--- begin Dataset records ---

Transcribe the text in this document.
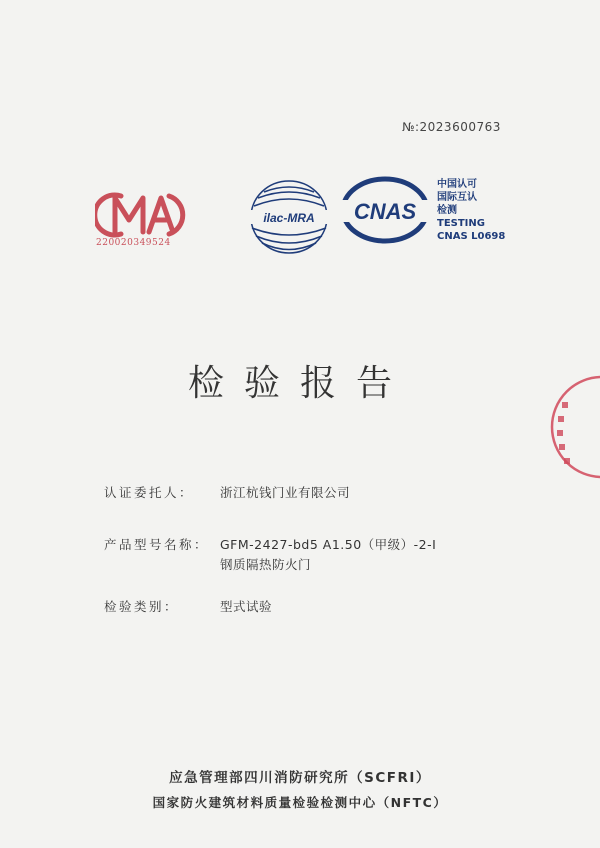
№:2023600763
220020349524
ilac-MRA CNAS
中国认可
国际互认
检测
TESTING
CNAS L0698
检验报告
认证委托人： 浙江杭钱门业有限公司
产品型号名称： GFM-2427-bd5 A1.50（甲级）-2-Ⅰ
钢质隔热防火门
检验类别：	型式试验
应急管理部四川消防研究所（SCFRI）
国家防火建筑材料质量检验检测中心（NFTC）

--- end Dataset records ---

Your task ▸
Reproduce each line exactly as it appears, omitting the pictures.

Task solution ▸
Transcribe the text in this document.
№:2023600763
220020349524
ilac-MRA CNAS
中国认可
国际互认
检测
TESTING
CNAS L0698
检验报告
认证委托人： 浙江杭钱门业有限公司
产品型号名称： GFM-2427-bd5 A1.50（甲级）-2-Ⅰ
钢质隔热防火门
检验类别：	型式试验
应急管理部四川消防研究所（SCFRI）
国家防火建筑材料质量检验检测中心（NFTC）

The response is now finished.